Stated task – Repeat each line exactly, leaving nothing out.

Provided entries –

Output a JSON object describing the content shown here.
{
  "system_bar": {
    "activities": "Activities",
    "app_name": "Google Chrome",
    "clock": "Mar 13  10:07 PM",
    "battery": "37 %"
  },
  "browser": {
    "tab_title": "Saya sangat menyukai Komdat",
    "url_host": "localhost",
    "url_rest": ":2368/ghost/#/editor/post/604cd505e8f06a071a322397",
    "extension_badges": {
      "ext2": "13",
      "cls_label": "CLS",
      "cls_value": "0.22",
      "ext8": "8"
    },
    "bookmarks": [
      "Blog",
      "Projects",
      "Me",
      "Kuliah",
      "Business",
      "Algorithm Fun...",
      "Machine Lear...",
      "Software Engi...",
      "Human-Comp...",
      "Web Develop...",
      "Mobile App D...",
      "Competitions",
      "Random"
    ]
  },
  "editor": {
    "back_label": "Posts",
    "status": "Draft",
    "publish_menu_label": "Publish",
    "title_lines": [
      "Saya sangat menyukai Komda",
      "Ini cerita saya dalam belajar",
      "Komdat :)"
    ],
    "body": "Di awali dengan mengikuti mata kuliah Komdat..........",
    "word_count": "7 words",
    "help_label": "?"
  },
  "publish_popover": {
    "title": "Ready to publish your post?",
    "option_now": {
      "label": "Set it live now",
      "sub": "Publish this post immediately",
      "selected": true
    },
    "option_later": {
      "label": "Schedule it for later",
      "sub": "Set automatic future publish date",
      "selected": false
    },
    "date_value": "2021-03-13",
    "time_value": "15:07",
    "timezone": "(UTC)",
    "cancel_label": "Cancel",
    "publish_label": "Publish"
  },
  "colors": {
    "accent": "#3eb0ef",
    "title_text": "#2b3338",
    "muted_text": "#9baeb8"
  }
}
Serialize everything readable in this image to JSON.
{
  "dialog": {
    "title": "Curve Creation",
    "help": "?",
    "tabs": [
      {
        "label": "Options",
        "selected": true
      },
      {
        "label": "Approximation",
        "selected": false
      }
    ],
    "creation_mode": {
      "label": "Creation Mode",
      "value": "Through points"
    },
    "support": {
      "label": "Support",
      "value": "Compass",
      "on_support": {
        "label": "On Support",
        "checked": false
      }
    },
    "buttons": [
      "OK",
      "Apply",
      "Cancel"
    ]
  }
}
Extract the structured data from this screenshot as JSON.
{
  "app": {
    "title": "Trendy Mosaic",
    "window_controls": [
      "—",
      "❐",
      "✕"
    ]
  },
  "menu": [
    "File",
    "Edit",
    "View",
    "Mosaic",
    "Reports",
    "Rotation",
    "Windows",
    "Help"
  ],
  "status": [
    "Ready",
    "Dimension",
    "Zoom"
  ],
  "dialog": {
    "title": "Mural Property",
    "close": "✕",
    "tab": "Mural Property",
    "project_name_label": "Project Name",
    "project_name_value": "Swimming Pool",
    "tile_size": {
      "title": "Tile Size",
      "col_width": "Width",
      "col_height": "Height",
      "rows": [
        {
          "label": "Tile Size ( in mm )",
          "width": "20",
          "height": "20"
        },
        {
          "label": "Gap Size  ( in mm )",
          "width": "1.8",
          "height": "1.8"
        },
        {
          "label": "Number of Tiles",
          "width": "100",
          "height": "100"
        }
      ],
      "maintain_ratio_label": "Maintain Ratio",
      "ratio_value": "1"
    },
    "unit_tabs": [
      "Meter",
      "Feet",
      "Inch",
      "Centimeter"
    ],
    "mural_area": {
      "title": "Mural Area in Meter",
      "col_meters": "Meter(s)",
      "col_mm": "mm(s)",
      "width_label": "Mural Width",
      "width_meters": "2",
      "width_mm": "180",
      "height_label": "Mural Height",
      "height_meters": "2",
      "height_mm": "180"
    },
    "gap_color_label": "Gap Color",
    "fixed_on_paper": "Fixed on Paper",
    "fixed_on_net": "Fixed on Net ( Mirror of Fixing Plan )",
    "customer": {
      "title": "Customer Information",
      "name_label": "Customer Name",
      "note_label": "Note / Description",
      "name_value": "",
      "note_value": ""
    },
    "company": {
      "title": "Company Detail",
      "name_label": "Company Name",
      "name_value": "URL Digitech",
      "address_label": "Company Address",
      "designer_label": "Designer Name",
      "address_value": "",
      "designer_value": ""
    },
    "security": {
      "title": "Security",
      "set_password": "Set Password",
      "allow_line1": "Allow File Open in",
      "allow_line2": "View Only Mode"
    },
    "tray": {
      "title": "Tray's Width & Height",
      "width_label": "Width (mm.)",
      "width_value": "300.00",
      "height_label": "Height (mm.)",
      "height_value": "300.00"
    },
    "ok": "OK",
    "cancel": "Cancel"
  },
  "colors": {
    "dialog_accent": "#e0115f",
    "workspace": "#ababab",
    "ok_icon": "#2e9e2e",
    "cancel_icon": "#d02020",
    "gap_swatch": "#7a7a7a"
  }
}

Output of the task –
Output a JSON object describing the content shown here.
{
  "system_bar": {
    "activities": "Activities",
    "app_name": "Google Chrome",
    "clock": "Mar 13  10:07 PM",
    "battery": "37 %"
  },
  "browser": {
    "tab_title": "Saya sangat menyukai Komdat",
    "url_host": "localhost",
    "url_rest": ":2368/ghost/#/editor/post/604cd505e8f06a071a322397",
    "extension_badges": {
      "ext2": "13",
      "cls_label": "CLS",
      "cls_value": "0.22",
      "ext8": "8"
    },
    "bookmarks": [
      "Blog",
      "Projects",
      "Me",
      "Kuliah",
      "Business",
      "Algorithm Fun...",
      "Machine Lear...",
      "Software Engi...",
      "Human-Comp...",
      "Web Develop...",
      "Mobile App D...",
      "Competitions",
      "Random"
    ]
  },
  "editor": {
    "back_label": "Posts",
    "status": "Draft",
    "publish_menu_label": "Publish",
    "title_lines": [
      "Saya sangat menyukai Komda",
      "Ini cerita saya dalam belajar",
      "Komdat :)"
    ],
    "body": "Di awali dengan mengikuti mata kuliah Komdat..........",
    "word_count": "7 words",
    "help_label": "?"
  },
  "publish_popover": {
    "title": "Ready to publish your post?",
    "option_now": {
      "label": "Set it live now",
      "sub": "Publish this post immediately",
      "selected": true
    },
    "option_later": {
      "label": "Schedule it for later",
      "sub": "Set automatic future publish date",
      "selected": false
    },
    "date_value": "2021-03-13",
    "time_value": "15:07",
    "timezone": "(UTC)",
    "cancel_label": "Cancel",
    "publish_label": "Publish"
  },
  "colors": {
    "accent": "#3eb0ef",
    "title_text": "#2b3338",
    "muted_text": "#9baeb8"
  }
}
Serialize everything readable in this image to JSON.
{
  "dialog": {
    "title": "Curve Creation",
    "help": "?",
    "tabs": [
      {
        "label": "Options",
        "selected": true
      },
      {
        "label": "Approximation",
        "selected": false
      }
    ],
    "creation_mode": {
      "label": "Creation Mode",
      "value": "Through points"
    },
    "support": {
      "label": "Support",
      "value": "Compass",
      "on_support": {
        "label": "On Support",
        "checked": false
      }
    },
    "buttons": [
      "OK",
      "Apply",
      "Cancel"
    ]
  }
}
Extract the structured data from this screenshot as JSON.
{
  "app": {
    "title": "Trendy Mosaic",
    "window_controls": [
      "—",
      "❐",
      "✕"
    ]
  },
  "menu": [
    "File",
    "Edit",
    "View",
    "Mosaic",
    "Reports",
    "Rotation",
    "Windows",
    "Help"
  ],
  "status": [
    "Ready",
    "Dimension",
    "Zoom"
  ],
  "dialog": {
    "title": "Mural Property",
    "close": "✕",
    "tab": "Mural Property",
    "project_name_label": "Project Name",
    "project_name_value": "Swimming Pool",
    "tile_size": {
      "title": "Tile Size",
      "col_width": "Width",
      "col_height": "Height",
      "rows": [
        {
          "label": "Tile Size ( in mm )",
          "width": "20",
          "height": "20"
        },
        {
          "label": "Gap Size  ( in mm )",
          "width": "1.8",
          "height": "1.8"
        },
        {
          "label": "Number of Tiles",
          "width": "100",
          "height": "100"
        }
      ],
      "maintain_ratio_label": "Maintain Ratio",
      "ratio_value": "1"
    },
    "unit_tabs": [
      "Meter",
      "Feet",
      "Inch",
      "Centimeter"
    ],
    "mural_area": {
      "title": "Mural Area in Meter",
      "col_meters": "Meter(s)",
      "col_mm": "mm(s)",
      "width_label": "Mural Width",
      "width_meters": "2",
      "width_mm": "180",
      "height_label": "Mural Height",
      "height_meters": "2",
      "height_mm": "180"
    },
    "gap_color_label": "Gap Color",
    "fixed_on_paper": "Fixed on Paper",
    "fixed_on_net": "Fixed on Net ( Mirror of Fixing Plan )",
    "customer": {
      "title": "Customer Information",
      "name_label": "Customer Name",
      "note_label": "Note / Description",
      "name_value": "",
      "note_value": ""
    },
    "company": {
      "title": "Company Detail",
      "name_label": "Company Name",
      "name_value": "URL Digitech",
      "address_label": "Company Address",
      "designer_label": "Designer Name",
      "address_value": "",
      "designer_value": ""
    },
    "security": {
      "title": "Security",
      "set_password": "Set Password",
      "allow_line1": "Allow File Open in",
      "allow_line2": "View Only Mode"
    },
    "tray": {
      "title": "Tray's Width & Height",
      "width_label": "Width (mm.)",
      "width_value": "300.00",
      "height_label": "Height (mm.)",
      "height_value": "300.00"
    },
    "ok": "OK",
    "cancel": "Cancel"
  },
  "colors": {
    "dialog_accent": "#e0115f",
    "workspace": "#ababab",
    "ok_icon": "#2e9e2e",
    "cancel_icon": "#d02020",
    "gap_swatch": "#7a7a7a"
  }
}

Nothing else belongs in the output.